---- EXTRACTED MATERIAL

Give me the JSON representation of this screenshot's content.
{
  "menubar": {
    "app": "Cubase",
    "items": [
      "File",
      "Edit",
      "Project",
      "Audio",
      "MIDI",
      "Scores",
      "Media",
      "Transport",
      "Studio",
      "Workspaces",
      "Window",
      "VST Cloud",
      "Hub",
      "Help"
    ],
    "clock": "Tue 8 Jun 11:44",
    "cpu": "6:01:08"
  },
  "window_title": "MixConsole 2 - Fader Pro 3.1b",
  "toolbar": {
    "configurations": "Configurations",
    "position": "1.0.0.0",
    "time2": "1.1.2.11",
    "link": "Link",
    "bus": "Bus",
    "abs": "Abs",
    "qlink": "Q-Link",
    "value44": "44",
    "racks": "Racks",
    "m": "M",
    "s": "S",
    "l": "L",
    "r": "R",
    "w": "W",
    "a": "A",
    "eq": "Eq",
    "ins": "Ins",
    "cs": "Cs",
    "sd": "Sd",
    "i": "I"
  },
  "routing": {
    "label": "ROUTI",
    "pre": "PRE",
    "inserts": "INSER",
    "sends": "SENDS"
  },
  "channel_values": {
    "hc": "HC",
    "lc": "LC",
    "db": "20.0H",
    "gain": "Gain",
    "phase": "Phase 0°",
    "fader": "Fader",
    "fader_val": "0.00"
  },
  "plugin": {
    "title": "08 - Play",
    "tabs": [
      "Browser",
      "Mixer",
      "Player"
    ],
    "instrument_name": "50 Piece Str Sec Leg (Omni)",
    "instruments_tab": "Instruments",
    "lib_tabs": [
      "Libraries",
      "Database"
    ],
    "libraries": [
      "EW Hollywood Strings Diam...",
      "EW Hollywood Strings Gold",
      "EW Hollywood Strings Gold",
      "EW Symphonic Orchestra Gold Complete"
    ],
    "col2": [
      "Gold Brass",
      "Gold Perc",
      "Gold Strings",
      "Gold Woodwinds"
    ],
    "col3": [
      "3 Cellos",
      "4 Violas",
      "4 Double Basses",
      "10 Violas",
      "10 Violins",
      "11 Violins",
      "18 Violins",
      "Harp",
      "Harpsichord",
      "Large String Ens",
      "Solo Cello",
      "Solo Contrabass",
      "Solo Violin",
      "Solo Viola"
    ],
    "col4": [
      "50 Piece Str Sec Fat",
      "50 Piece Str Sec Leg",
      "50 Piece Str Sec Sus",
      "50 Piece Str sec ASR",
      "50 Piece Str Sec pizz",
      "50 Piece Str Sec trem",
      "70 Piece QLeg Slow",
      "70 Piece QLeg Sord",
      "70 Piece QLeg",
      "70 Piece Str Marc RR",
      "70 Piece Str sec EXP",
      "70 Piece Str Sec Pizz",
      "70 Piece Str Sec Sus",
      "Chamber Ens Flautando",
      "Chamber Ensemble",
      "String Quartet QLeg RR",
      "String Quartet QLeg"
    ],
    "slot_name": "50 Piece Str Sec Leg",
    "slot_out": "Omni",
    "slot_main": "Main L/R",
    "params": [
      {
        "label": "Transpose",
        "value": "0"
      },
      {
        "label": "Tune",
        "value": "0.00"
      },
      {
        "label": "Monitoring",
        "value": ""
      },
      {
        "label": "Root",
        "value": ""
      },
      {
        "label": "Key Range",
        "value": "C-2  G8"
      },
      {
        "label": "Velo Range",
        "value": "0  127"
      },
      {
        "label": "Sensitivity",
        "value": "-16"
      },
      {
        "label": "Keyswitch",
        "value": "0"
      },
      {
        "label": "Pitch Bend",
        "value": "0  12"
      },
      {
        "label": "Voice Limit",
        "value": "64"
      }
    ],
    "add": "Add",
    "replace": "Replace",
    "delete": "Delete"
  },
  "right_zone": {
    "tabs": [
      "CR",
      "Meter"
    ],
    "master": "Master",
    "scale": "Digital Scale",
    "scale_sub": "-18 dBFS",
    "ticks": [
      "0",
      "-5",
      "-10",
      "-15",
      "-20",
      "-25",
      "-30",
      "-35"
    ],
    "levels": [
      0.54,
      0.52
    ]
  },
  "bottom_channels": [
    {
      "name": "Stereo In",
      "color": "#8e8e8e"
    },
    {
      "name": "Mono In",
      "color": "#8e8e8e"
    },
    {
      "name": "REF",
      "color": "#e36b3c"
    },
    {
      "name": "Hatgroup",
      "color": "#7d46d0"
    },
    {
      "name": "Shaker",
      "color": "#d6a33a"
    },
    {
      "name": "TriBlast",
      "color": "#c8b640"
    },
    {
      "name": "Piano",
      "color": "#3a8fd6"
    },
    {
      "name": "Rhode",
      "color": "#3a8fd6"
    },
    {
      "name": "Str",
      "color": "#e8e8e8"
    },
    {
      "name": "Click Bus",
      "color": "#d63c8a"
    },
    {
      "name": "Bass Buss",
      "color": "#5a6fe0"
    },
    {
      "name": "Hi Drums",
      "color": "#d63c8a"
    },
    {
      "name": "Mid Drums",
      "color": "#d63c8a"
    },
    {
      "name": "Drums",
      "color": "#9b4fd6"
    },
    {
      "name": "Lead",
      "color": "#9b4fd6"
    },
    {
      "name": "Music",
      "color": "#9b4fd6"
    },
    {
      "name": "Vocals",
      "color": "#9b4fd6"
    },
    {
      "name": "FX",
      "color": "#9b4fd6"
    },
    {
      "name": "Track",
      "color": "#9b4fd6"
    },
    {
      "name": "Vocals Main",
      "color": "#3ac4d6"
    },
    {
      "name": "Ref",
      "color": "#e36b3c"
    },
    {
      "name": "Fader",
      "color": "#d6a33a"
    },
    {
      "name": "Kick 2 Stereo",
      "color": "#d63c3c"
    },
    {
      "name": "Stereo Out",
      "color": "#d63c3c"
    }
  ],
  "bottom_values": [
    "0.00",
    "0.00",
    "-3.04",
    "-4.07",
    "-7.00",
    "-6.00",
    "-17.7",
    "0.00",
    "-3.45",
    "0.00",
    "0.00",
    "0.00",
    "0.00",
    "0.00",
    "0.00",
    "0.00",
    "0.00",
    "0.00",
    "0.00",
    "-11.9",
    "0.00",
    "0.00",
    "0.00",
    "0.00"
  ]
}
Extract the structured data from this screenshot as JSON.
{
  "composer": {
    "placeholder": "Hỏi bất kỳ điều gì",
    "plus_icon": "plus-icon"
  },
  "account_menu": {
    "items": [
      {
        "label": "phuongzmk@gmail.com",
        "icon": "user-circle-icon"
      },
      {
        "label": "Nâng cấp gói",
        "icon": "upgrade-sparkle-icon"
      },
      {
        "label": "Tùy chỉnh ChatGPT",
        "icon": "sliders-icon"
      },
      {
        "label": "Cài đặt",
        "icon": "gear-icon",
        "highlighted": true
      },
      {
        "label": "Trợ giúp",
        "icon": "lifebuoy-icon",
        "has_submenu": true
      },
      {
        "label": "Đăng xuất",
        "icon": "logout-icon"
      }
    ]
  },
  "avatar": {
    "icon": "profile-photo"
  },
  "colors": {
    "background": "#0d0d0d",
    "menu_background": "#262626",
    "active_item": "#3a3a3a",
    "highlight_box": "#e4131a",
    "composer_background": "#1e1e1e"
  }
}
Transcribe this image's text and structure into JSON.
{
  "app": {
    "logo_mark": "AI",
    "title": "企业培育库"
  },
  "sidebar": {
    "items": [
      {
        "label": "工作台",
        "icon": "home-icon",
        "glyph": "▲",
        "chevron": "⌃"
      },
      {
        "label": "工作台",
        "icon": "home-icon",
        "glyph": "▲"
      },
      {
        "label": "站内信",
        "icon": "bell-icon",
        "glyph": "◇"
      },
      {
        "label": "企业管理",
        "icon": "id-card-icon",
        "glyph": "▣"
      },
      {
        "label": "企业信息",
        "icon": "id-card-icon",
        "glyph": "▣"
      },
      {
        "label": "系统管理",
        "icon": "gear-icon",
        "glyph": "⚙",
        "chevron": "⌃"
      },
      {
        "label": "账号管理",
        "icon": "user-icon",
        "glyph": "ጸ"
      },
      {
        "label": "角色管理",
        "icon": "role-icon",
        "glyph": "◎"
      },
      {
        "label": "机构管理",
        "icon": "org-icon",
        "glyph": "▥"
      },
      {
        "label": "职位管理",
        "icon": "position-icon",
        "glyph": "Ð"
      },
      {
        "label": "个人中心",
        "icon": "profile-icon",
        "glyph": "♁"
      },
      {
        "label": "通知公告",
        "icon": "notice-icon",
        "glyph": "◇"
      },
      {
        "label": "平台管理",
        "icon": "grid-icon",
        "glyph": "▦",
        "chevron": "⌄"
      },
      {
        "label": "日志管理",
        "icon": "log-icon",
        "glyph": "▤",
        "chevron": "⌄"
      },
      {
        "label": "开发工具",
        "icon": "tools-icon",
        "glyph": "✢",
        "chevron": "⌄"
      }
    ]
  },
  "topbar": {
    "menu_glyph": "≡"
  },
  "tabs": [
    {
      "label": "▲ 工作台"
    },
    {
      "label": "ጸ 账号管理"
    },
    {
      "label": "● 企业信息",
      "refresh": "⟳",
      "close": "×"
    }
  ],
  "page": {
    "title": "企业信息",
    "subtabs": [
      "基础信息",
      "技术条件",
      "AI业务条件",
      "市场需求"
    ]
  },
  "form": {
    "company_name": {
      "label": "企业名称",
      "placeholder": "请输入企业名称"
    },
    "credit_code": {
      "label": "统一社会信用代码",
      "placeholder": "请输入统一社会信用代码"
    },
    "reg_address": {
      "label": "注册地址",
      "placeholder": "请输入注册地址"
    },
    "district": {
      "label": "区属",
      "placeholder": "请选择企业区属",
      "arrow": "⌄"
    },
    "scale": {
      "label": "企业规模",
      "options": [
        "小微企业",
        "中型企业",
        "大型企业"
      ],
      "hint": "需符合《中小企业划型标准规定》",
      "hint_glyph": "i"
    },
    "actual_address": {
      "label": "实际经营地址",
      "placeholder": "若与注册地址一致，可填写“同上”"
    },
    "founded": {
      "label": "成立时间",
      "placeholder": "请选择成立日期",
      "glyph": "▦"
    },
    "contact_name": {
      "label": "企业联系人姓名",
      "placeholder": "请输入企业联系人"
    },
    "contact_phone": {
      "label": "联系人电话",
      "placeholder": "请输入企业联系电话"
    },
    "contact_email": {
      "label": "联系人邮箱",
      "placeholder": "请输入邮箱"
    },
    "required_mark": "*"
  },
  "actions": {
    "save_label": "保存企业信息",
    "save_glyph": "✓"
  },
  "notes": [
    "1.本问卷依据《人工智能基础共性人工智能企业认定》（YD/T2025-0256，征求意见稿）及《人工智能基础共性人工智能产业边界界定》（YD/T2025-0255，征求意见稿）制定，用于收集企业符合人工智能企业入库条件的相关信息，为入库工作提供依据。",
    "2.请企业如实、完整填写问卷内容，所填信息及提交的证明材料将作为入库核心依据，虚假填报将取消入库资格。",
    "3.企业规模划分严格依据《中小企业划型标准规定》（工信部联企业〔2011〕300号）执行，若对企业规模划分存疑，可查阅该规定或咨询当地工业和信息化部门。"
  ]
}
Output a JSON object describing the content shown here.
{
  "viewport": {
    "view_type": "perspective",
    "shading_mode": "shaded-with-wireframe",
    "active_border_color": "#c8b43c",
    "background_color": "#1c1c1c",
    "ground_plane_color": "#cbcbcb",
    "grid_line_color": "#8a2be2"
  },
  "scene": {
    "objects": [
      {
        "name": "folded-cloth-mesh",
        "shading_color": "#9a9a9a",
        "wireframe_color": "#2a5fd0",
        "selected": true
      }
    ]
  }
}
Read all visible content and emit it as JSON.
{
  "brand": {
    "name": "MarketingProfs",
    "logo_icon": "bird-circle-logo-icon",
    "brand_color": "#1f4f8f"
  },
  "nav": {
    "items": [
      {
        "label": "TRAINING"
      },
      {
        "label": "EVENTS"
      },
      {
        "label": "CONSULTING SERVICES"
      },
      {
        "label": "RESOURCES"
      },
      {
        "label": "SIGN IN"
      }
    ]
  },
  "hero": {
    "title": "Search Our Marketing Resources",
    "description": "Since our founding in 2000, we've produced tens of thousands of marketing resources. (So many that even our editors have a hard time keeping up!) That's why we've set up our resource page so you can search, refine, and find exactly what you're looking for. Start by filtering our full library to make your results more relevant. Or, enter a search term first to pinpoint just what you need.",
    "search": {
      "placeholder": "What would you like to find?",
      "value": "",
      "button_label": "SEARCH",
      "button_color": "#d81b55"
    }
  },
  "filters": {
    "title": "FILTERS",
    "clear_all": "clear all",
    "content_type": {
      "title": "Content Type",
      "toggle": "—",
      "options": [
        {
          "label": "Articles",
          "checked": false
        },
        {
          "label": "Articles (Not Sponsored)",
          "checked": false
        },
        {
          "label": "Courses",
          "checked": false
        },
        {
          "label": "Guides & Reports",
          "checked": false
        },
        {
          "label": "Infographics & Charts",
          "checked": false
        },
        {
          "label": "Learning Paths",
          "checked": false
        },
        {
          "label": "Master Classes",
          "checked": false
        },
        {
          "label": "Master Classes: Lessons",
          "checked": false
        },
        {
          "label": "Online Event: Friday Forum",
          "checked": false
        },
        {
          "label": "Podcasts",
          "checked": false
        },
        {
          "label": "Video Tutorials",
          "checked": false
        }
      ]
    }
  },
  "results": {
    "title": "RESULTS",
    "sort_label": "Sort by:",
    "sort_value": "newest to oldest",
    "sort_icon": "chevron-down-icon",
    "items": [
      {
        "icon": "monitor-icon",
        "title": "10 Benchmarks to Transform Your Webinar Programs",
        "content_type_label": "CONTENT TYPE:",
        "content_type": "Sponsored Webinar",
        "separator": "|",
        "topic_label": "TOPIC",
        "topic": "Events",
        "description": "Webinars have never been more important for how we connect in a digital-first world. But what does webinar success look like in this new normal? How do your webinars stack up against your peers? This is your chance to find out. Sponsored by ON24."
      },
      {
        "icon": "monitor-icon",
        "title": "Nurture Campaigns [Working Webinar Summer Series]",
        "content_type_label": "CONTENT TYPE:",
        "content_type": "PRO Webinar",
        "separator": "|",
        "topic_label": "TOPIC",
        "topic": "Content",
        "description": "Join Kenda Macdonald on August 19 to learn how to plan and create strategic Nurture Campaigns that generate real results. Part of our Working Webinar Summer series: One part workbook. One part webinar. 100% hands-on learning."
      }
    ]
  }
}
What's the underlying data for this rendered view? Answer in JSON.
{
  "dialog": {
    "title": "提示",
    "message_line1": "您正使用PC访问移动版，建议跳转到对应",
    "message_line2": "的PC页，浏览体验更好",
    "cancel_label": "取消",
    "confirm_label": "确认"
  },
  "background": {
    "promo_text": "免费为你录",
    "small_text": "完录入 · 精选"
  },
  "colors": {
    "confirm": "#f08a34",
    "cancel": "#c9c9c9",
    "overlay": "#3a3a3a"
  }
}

--------

Each line from the one containing "What's the underlying" through the end of the entries, both included, is to be returned exactly, with no other lines.

What's the underlying data for this rendered view? Answer in JSON.
{
  "dialog": {
    "title": "提示",
    "message_line1": "您正使用PC访问移动版，建议跳转到对应",
    "message_line2": "的PC页，浏览体验更好",
    "cancel_label": "取消",
    "confirm_label": "确认"
  },
  "background": {
    "promo_text": "免费为你录",
    "small_text": "完录入 · 精选"
  },
  "colors": {
    "confirm": "#f08a34",
    "cancel": "#c9c9c9",
    "overlay": "#3a3a3a"
  }
}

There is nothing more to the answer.